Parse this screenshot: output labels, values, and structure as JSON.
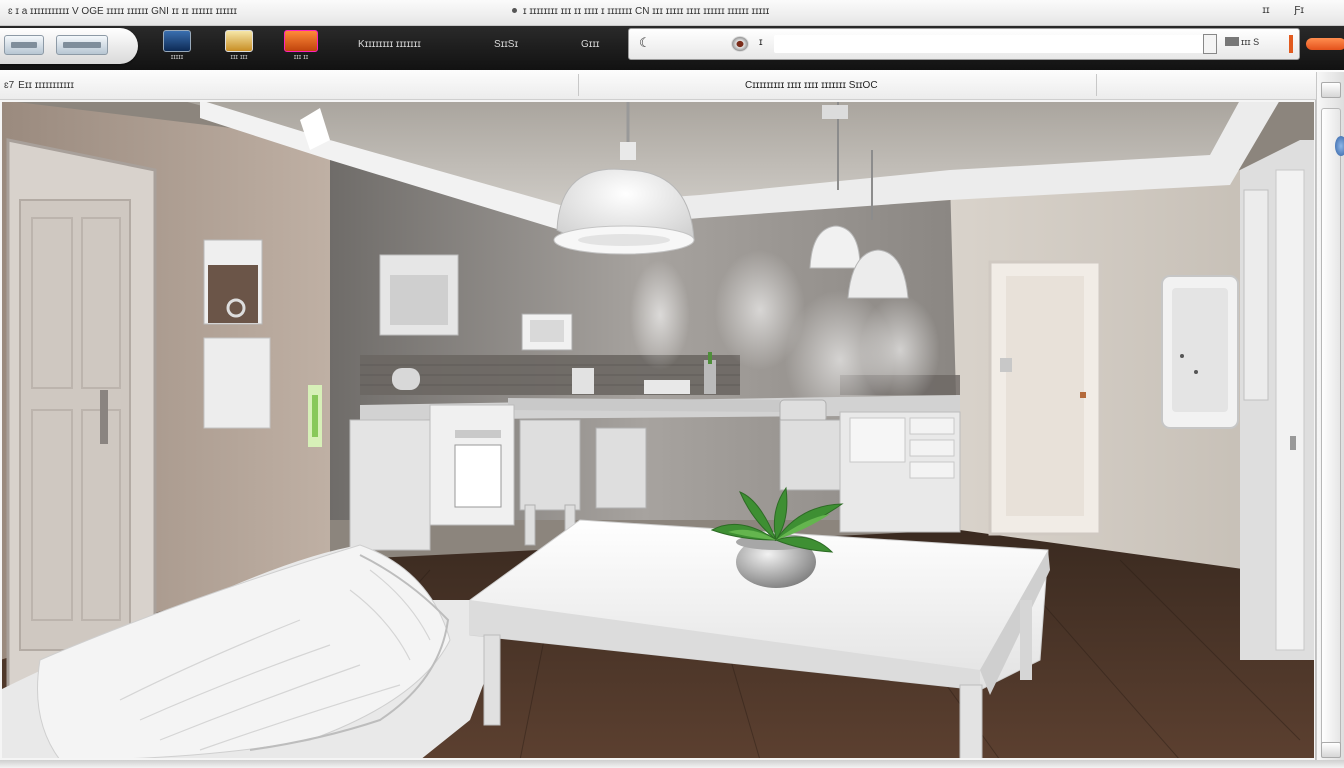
{
  "titlebar": {
    "left_text": "ɛ ɪ a ɪɪɪɪɪɪɪɪɪɪɪ V OGE ɪɪɪɪɪ ɪɪɪɪɪɪ GNI ɪɪ ɪɪ ɪɪɪɪɪɪ ɪɪɪɪɪɪ",
    "center_text": "ɪ ɪɪɪɪɪɪɪɪ ɪɪɪ ɪɪ ɪɪɪɪ ɪ ɪɪɪɪɪɪɪ CN ɪɪɪ ɪɪɪɪɪ ɪɪɪɪ ɪɪɪɪɪɪ ɪɪɪɪɪɪ ɪɪɪɪɪ",
    "right_items": [
      "ɪɪ",
      "Ƒɪ"
    ]
  },
  "toolbar": {
    "apps": [
      {
        "label": "ɪɪɪɪɪ",
        "icon": "monitor-icon"
      },
      {
        "label": "ɪɪɪ ɪɪɪ",
        "icon": "sun-icon"
      },
      {
        "label": "ɪɪɪ ɪɪ",
        "icon": "tv-icon"
      }
    ],
    "menu_title": "Kɪɪɪɪɪɪɪɪ ɪɪɪɪɪɪɪ",
    "menu_item_2": "SɪɪSɪ",
    "menu_item_3": "Gɪɪɪ",
    "search": {
      "query_prefix": "ɪ",
      "value": "",
      "controls_label": "ɪɪɪ S"
    }
  },
  "subbar": {
    "crumb_prefix": "ɛ7",
    "crumb_text": "Eɪɪ ɪɪɪɪɪɪɪɪɪɪɪ",
    "caption": "Cɪɪɪɪɪɪɪɪɪ ɪɪɪɪ ɪɪɪɪ ɪɪɪɪɪɪɪ SɪɪOC"
  },
  "colors": {
    "toolbar_bg": "#1a1a1a",
    "accent_orange": "#e4521c",
    "floor": "#4a3326",
    "wall_left": "#8e7f73",
    "ceiling": "#bdb9b3"
  }
}
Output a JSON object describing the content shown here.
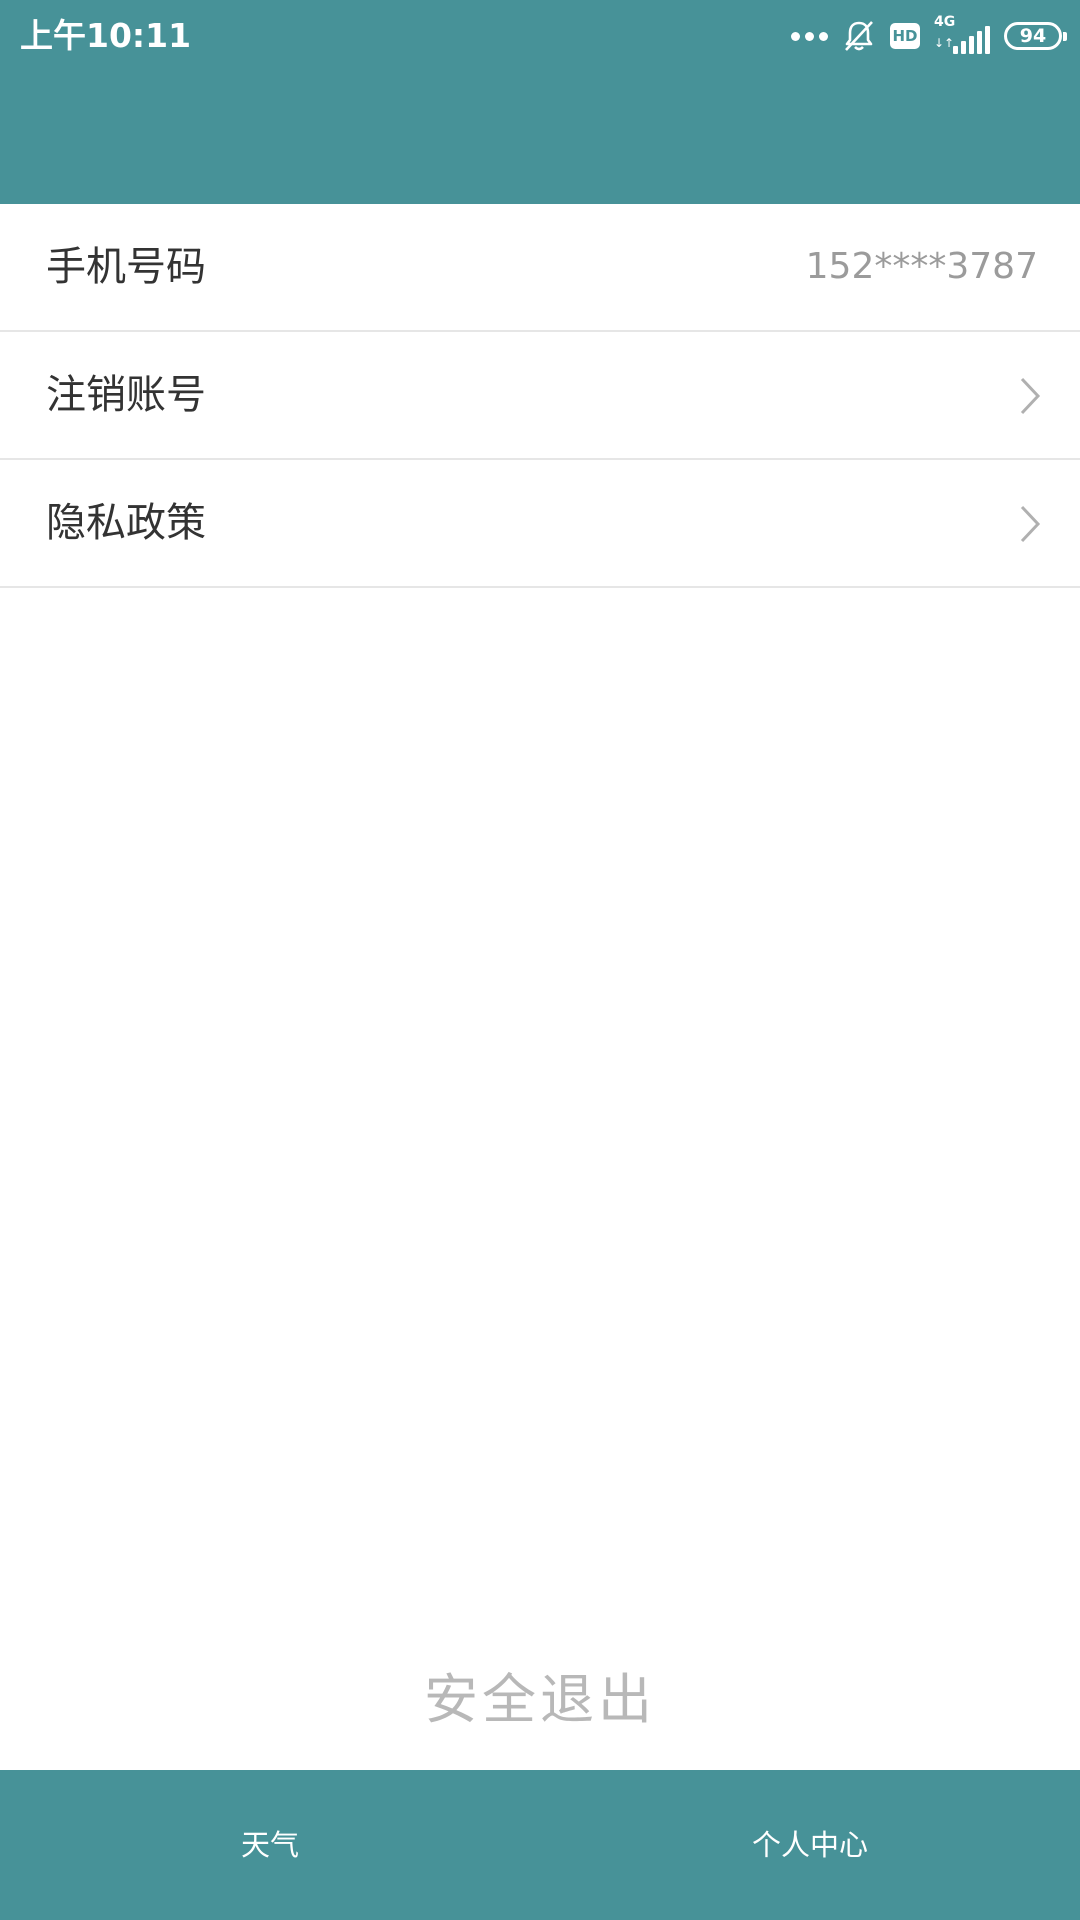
{
  "status_bar": {
    "time": "上午10:11",
    "network": "4G",
    "network_arrows": "↓↑",
    "hd_badge": "HD",
    "battery": "94",
    "icons": [
      "more-dots-icon",
      "bell-off-icon",
      "hd-icon",
      "signal-icon",
      "battery-icon"
    ]
  },
  "colors": {
    "header_bg": "#479298",
    "nav_bg": "#479298",
    "row_label": "#333333",
    "row_value": "#9b9b9b",
    "logout_text": "#b8b8b8"
  },
  "list": {
    "items": [
      {
        "label": "手机号码",
        "value": "152****3787"
      },
      {
        "label": "注销账号",
        "icon": "chevron-right-icon"
      },
      {
        "label": "隐私政策",
        "icon": "chevron-right-icon"
      }
    ]
  },
  "logout": {
    "label": "安全退出"
  },
  "bottom_nav": {
    "items": [
      {
        "label": "天气"
      },
      {
        "label": "个人中心"
      }
    ]
  }
}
_ _ _ _ _
Every line should be retyped exactly, with the pictures omitted.

TASK SOLUTION »
Parse this screenshot: output labels, values, and structure as JSON.
{
  "titlebar": {
    "left_text": "ɛ ɪ a ɪɪɪɪɪɪɪɪɪɪɪ V OGE ɪɪɪɪɪ ɪɪɪɪɪɪ GNI ɪɪ ɪɪ ɪɪɪɪɪɪ ɪɪɪɪɪɪ",
    "center_text": "ɪ ɪɪɪɪɪɪɪɪ ɪɪɪ ɪɪ ɪɪɪɪ ɪ ɪɪɪɪɪɪɪ CN ɪɪɪ ɪɪɪɪɪ ɪɪɪɪ ɪɪɪɪɪɪ ɪɪɪɪɪɪ ɪɪɪɪɪ",
    "right_items": [
      "ɪɪ",
      "Ƒɪ"
    ]
  },
  "toolbar": {
    "apps": [
      {
        "label": "ɪɪɪɪɪ",
        "icon": "monitor-icon"
      },
      {
        "label": "ɪɪɪ ɪɪɪ",
        "icon": "sun-icon"
      },
      {
        "label": "ɪɪɪ ɪɪ",
        "icon": "tv-icon"
      }
    ],
    "menu_title": "Kɪɪɪɪɪɪɪɪ ɪɪɪɪɪɪɪ",
    "menu_item_2": "SɪɪSɪ",
    "menu_item_3": "Gɪɪɪ",
    "search": {
      "query_prefix": "ɪ",
      "value": "",
      "controls_label": "ɪɪɪ S"
    }
  },
  "subbar": {
    "crumb_prefix": "ɛ7",
    "crumb_text": "Eɪɪ ɪɪɪɪɪɪɪɪɪɪɪ",
    "caption": "Cɪɪɪɪɪɪɪɪɪ ɪɪɪɪ ɪɪɪɪ ɪɪɪɪɪɪɪ SɪɪOC"
  },
  "colors": {
    "toolbar_bg": "#1a1a1a",
    "accent_orange": "#e4521c",
    "floor": "#4a3326",
    "wall_left": "#8e7f73",
    "ceiling": "#bdb9b3"
  }
}
Output a JSON object describing the content shown here.
{
  "status_bar": {
    "time": "上午10:11",
    "network": "4G",
    "network_arrows": "↓↑",
    "hd_badge": "HD",
    "battery": "94",
    "icons": [
      "more-dots-icon",
      "bell-off-icon",
      "hd-icon",
      "signal-icon",
      "battery-icon"
    ]
  },
  "colors": {
    "header_bg": "#479298",
    "nav_bg": "#479298",
    "row_label": "#333333",
    "row_value": "#9b9b9b",
    "logout_text": "#b8b8b8"
  },
  "list": {
    "items": [
      {
        "label": "手机号码",
        "value": "152****3787"
      },
      {
        "label": "注销账号",
        "icon": "chevron-right-icon"
      },
      {
        "label": "隐私政策",
        "icon": "chevron-right-icon"
      }
    ]
  },
  "logout": {
    "label": "安全退出"
  },
  "bottom_nav": {
    "items": [
      {
        "label": "天气"
      },
      {
        "label": "个人中心"
      }
    ]
  }
}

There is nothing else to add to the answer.